— START EXCERPTED DATA —

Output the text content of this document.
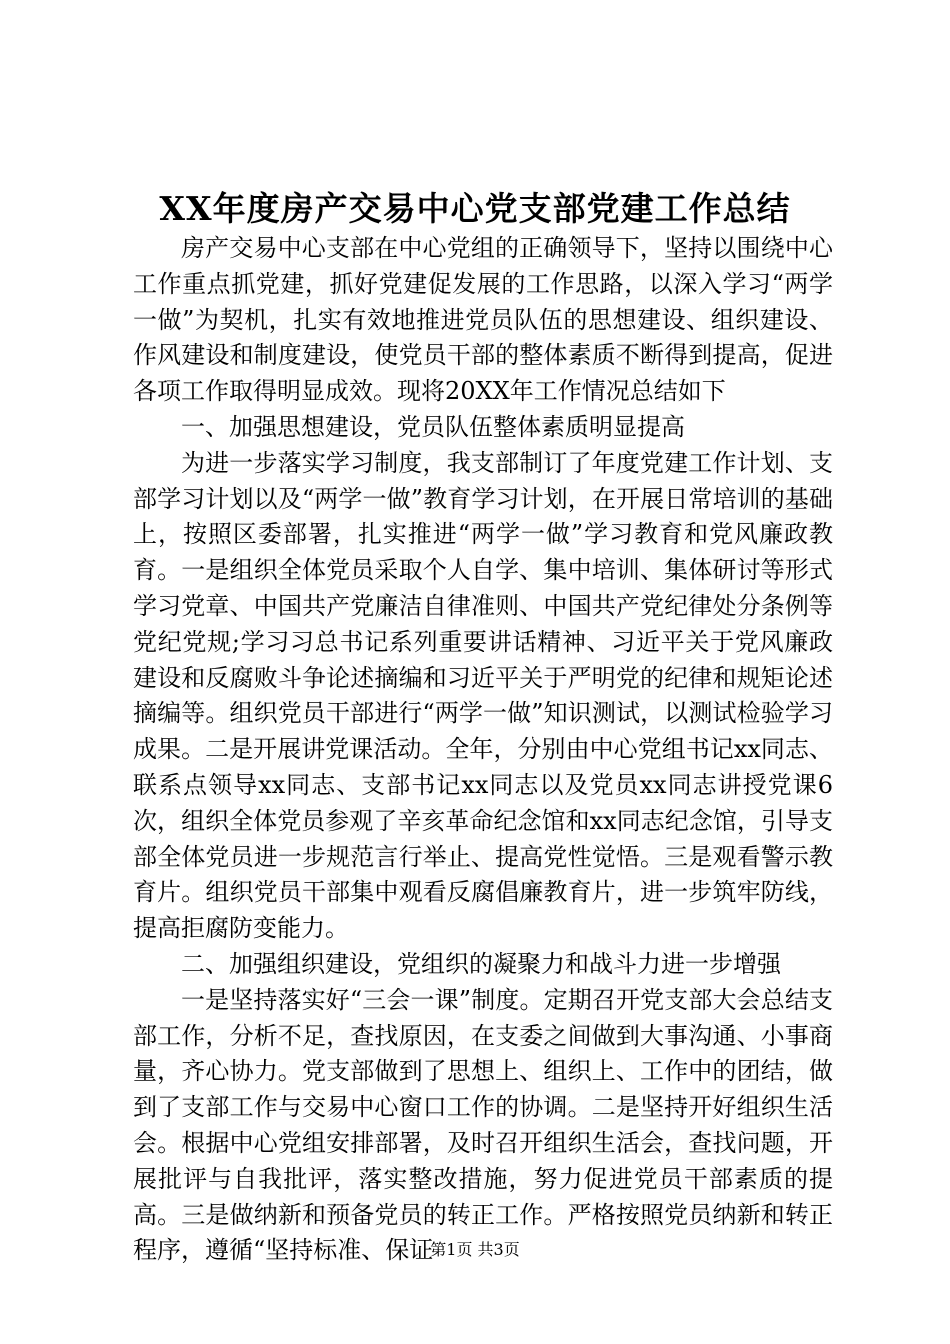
XX年度房产交易中心党支部党建工作总结

房产交易中心支部在中心党组的正确领导下，坚持以围绕中心工作重点抓党建，抓好党建促发展的工作思路，以深入学习“两学一做”为契机，扎实有效地推进党员队伍的思想建设、组织建设、作风建设和制度建设，使党员干部的整体素质不断得到提高，促进各项工作取得明显成效。现将20XX年工作情况总结如下

一、加强思想建设，党员队伍整体素质明显提高

为进一步落实学习制度，我支部制订了年度党建工作计划、支部学习计划以及“两学一做”教育学习计划，在开展日常培训的基础上，按照区委部署，扎实推进“两学一做”学习教育和党风廉政教育。一是组织全体党员采取个人自学、集中培训、集体研讨等形式学习党章、中国共产党廉洁自律准则、中国共产党纪律处分条例等党纪党规;学习习总书记系列重要讲话精神、习近平关于党风廉政建设和反腐败斗争论述摘编和习近平关于严明党的纪律和规矩论述摘编等。组织党员干部进行“两学一做”知识测试，以测试检验学习成果。二是开展讲党课活动。全年，分别由中心党组书记xx同志、联系点领导xx同志、支部书记xx同志以及党员xx同志讲授党课6次，组织全体党员参观了辛亥革命纪念馆和xx同志纪念馆，引导支部全体党员进一步规范言行举止、提高党性觉悟。三是观看警示教育片。组织党员干部集中观看反腐倡廉教育片，进一步筑牢防线，提高拒腐防变能力。

二、加强组织建设，党组织的凝聚力和战斗力进一步增强

一是坚持落实好“三会一课”制度。定期召开党支部大会总结支部工作，分析不足，查找原因，在支委之间做到大事沟通、小事商量，齐心协力。党支部做到了思想上、组织上、工作中的团结，做到了支部工作与交易中心窗口工作的协调。二是坚持开好组织生活会。根据中心党组安排部署，及时召开组织生活会，查找问题，开展批评与自我批评，落实整改措施，努力促进党员干部素质的提高。三是做纳新和预备党员的转正工作。严格按照党员纳新和转正程序，遵循“坚持标准、保证

第1页 共3页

— END EXCERPTED DATA —

◆ **OBJECTIVE**:
Leave images out of the retyped records; keep all else exact.

◆ **TASK OUTPUT**:
Output the text content of this document.
XX年度房产交易中心党支部党建工作总结

房产交易中心支部在中心党组的正确领导下，坚持以围绕中心工作重点抓党建，抓好党建促发展的工作思路，以深入学习“两学一做”为契机，扎实有效地推进党员队伍的思想建设、组织建设、作风建设和制度建设，使党员干部的整体素质不断得到提高，促进各项工作取得明显成效。现将20XX年工作情况总结如下

一、加强思想建设，党员队伍整体素质明显提高

为进一步落实学习制度，我支部制订了年度党建工作计划、支部学习计划以及“两学一做”教育学习计划，在开展日常培训的基础上，按照区委部署，扎实推进“两学一做”学习教育和党风廉政教育。一是组织全体党员采取个人自学、集中培训、集体研讨等形式学习党章、中国共产党廉洁自律准则、中国共产党纪律处分条例等党纪党规;学习习总书记系列重要讲话精神、习近平关于党风廉政建设和反腐败斗争论述摘编和习近平关于严明党的纪律和规矩论述摘编等。组织党员干部进行“两学一做”知识测试，以测试检验学习成果。二是开展讲党课活动。全年，分别由中心党组书记xx同志、联系点领导xx同志、支部书记xx同志以及党员xx同志讲授党课6次，组织全体党员参观了辛亥革命纪念馆和xx同志纪念馆，引导支部全体党员进一步规范言行举止、提高党性觉悟。三是观看警示教育片。组织党员干部集中观看反腐倡廉教育片，进一步筑牢防线，提高拒腐防变能力。

二、加强组织建设，党组织的凝聚力和战斗力进一步增强

一是坚持落实好“三会一课”制度。定期召开党支部大会总结支部工作，分析不足，查找原因，在支委之间做到大事沟通、小事商量，齐心协力。党支部做到了思想上、组织上、工作中的团结，做到了支部工作与交易中心窗口工作的协调。二是坚持开好组织生活会。根据中心党组安排部署，及时召开组织生活会，查找问题，开展批评与自我批评，落实整改措施，努力促进党员干部素质的提高。三是做纳新和预备党员的转正工作。严格按照党员纳新和转正程序，遵循“坚持标准、保证

第1页 共3页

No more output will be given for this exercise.